_Job_.
Copy out each line of the data holding "JSON".

_Information given_.
^^^^^^^^^^^^^^^^
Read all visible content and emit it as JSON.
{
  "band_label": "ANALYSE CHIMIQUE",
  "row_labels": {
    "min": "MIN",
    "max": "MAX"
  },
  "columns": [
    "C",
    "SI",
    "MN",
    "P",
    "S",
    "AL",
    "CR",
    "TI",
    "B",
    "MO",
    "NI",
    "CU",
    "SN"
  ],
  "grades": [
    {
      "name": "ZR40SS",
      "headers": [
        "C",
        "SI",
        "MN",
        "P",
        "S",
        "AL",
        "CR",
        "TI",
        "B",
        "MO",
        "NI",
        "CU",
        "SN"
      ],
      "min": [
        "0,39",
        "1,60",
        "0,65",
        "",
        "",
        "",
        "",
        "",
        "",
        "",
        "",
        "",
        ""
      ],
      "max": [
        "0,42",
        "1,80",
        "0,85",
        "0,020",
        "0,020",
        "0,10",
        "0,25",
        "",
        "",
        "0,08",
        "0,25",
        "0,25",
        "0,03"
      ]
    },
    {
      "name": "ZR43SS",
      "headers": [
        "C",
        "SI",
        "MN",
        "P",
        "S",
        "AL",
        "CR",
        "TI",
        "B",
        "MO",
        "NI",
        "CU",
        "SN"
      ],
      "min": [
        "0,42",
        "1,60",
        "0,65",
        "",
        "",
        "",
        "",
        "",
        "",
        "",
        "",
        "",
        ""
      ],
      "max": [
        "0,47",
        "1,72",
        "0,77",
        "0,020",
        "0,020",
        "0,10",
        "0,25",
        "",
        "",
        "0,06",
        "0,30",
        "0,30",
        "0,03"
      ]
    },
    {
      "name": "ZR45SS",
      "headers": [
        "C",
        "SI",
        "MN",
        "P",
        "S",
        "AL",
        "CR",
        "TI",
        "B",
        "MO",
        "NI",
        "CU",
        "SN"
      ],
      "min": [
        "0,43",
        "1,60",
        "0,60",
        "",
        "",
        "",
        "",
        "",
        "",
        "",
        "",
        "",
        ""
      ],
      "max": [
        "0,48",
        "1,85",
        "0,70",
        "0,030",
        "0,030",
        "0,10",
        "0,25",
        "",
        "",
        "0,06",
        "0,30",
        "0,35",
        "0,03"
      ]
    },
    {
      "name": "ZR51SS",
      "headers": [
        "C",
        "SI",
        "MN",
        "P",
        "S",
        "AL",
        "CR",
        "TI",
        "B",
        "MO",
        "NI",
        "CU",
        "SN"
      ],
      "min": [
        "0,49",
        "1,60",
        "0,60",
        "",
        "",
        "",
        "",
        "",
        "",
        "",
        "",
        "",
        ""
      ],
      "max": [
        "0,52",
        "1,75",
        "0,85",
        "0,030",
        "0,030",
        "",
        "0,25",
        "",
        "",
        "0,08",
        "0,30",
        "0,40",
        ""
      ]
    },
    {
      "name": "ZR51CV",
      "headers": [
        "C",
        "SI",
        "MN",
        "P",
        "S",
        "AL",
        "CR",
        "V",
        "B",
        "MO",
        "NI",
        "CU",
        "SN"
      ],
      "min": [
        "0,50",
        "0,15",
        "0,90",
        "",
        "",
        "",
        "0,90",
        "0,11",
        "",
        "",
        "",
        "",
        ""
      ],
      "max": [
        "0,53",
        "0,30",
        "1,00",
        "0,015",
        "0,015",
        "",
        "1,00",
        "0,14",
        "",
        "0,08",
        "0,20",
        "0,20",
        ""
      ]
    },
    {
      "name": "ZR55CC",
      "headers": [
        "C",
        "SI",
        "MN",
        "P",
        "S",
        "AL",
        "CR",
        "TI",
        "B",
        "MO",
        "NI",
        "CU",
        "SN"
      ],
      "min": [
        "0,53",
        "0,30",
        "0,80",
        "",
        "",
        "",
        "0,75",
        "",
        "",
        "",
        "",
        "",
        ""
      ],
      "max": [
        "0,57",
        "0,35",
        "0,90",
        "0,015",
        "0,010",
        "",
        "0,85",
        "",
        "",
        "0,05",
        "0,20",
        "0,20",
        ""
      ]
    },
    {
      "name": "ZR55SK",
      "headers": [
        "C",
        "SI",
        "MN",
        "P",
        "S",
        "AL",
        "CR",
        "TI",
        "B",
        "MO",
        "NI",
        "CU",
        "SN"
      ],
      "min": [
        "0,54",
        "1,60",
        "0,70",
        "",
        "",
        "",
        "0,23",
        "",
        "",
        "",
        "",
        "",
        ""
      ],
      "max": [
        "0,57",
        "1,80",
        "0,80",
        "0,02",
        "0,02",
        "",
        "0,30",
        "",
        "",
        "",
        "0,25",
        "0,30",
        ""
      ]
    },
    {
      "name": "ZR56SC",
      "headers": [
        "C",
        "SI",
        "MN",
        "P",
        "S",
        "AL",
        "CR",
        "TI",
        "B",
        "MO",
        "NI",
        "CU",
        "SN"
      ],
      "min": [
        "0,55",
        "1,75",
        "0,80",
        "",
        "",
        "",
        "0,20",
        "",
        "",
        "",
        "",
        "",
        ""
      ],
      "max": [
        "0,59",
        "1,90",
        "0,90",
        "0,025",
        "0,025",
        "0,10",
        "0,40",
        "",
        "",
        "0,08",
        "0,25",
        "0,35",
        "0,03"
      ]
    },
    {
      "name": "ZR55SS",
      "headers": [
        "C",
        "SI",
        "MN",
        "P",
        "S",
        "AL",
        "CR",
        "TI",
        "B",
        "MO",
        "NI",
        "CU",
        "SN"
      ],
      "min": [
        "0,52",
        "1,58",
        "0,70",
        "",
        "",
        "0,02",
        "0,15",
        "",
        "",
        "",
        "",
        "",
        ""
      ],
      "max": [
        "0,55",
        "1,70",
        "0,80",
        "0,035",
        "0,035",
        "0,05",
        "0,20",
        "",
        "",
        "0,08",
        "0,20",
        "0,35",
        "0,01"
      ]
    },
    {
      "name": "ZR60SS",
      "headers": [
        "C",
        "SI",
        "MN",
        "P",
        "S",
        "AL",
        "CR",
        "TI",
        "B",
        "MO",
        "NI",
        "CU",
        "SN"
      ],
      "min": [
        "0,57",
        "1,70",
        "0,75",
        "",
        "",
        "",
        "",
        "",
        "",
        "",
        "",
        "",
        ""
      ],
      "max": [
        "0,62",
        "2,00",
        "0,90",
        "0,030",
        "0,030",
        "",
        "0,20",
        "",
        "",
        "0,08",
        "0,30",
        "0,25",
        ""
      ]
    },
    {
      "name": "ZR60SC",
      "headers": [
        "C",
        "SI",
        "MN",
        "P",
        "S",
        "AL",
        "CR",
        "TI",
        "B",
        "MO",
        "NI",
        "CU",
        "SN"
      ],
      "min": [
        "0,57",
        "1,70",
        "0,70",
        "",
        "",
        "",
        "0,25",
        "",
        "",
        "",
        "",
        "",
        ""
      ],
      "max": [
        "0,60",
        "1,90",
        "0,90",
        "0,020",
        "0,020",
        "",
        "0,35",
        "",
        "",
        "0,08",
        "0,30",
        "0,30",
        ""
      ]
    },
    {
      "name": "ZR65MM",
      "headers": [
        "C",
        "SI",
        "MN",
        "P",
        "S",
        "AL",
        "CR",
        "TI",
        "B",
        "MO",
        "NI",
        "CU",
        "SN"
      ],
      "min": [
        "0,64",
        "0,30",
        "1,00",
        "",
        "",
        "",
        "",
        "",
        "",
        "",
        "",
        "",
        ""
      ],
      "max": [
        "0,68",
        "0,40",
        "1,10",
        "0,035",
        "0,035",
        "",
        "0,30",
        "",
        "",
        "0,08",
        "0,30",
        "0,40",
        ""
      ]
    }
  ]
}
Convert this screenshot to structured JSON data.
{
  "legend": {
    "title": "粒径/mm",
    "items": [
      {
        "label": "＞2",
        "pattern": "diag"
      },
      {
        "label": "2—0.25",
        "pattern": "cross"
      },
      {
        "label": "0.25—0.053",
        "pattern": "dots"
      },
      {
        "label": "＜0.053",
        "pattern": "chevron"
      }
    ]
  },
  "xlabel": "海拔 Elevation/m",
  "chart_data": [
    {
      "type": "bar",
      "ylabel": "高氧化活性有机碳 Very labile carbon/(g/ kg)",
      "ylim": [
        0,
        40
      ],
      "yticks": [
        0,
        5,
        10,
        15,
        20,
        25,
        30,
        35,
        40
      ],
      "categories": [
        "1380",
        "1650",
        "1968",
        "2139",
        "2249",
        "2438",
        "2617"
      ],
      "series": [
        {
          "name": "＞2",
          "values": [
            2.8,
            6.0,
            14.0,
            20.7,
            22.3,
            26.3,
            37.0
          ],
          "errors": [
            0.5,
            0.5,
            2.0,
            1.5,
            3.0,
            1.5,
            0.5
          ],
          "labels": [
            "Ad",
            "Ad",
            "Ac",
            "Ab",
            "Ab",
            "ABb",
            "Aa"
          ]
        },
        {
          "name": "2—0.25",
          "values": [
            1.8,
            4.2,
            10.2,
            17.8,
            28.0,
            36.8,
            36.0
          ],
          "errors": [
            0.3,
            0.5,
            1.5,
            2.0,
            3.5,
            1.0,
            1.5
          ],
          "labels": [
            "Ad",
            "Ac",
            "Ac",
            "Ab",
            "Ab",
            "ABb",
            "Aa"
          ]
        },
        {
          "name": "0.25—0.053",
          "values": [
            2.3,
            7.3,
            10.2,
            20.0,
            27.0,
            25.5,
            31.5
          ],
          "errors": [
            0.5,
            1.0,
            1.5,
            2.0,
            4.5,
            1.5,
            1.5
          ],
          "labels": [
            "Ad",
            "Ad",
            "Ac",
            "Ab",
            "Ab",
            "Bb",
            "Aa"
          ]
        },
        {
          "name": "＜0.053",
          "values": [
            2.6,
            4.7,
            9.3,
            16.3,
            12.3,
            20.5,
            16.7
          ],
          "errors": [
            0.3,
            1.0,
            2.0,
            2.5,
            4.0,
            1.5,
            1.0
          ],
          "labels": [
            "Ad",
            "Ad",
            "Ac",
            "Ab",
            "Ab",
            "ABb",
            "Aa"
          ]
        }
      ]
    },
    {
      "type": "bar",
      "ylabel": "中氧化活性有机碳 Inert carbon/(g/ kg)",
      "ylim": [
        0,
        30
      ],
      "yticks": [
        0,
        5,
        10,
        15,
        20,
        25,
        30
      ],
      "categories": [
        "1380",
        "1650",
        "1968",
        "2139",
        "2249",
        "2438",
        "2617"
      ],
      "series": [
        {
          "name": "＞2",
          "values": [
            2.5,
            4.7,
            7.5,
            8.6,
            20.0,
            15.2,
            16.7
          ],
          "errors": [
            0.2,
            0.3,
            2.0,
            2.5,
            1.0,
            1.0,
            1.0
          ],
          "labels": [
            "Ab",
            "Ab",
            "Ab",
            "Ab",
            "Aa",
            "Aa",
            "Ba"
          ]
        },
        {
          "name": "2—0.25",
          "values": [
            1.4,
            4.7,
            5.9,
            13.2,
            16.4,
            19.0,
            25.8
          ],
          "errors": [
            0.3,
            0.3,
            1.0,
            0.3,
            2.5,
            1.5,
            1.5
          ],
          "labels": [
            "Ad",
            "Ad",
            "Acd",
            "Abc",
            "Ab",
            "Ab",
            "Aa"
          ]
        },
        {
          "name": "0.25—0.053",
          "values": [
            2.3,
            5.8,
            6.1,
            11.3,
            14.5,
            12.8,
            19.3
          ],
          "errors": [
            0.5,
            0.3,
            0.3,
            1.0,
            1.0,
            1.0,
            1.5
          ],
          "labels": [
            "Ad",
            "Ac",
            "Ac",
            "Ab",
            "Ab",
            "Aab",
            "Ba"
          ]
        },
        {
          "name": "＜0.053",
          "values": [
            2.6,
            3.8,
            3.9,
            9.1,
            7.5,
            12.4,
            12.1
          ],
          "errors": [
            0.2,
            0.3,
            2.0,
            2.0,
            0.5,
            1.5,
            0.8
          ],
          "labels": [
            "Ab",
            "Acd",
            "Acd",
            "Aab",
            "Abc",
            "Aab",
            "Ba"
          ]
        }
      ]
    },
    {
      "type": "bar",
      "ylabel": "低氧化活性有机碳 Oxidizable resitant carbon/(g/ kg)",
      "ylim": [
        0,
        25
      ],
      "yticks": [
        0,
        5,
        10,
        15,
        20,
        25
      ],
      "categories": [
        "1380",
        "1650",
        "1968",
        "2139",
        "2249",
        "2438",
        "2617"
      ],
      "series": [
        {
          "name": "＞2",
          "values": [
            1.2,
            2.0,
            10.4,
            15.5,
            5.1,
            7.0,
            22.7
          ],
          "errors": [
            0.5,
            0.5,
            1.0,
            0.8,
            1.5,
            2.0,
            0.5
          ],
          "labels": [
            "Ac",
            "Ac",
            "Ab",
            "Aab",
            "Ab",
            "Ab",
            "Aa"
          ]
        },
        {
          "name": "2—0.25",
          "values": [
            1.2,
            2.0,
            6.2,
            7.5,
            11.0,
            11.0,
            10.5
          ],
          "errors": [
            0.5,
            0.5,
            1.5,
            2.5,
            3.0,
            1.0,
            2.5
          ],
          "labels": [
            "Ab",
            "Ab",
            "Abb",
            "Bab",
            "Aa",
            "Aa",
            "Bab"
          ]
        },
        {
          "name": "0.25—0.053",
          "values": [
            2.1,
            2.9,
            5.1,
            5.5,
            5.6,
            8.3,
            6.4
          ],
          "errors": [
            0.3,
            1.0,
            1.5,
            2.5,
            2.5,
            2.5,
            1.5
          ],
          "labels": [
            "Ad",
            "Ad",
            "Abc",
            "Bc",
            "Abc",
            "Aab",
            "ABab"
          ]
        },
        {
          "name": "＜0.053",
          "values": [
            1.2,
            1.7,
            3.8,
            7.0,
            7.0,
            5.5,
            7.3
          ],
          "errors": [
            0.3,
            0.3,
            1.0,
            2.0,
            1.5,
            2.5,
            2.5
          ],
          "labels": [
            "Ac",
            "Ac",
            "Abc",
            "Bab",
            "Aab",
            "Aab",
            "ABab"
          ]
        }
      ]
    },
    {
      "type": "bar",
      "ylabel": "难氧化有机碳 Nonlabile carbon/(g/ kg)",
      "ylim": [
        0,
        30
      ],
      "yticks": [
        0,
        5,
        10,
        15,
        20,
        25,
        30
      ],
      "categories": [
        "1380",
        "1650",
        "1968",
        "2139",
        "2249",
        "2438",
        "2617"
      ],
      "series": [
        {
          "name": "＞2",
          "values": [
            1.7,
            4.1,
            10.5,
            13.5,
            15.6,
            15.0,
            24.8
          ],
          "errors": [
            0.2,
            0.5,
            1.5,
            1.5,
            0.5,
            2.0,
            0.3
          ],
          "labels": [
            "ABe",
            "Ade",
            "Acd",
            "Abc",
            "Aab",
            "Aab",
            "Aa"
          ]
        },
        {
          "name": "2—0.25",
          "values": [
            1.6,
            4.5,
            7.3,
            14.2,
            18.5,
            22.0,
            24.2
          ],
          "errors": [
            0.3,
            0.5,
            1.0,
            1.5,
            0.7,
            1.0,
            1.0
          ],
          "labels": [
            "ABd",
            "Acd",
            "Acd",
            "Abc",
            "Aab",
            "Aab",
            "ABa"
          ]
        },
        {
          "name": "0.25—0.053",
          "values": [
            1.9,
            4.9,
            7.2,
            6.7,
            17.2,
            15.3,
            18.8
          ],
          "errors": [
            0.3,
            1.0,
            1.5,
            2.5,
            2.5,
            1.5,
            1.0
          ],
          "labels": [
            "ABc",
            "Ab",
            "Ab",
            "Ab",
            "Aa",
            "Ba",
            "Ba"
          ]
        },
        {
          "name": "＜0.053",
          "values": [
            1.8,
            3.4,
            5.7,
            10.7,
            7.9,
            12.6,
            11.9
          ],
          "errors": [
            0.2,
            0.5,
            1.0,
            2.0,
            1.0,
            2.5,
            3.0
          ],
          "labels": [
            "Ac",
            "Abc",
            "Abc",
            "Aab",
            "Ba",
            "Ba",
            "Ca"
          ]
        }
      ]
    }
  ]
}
^^^^^^^^^^^^^^^^
_Solution for this problem_.
Read all visible content and emit it as JSON.
Convert this screenshot to structured JSON data.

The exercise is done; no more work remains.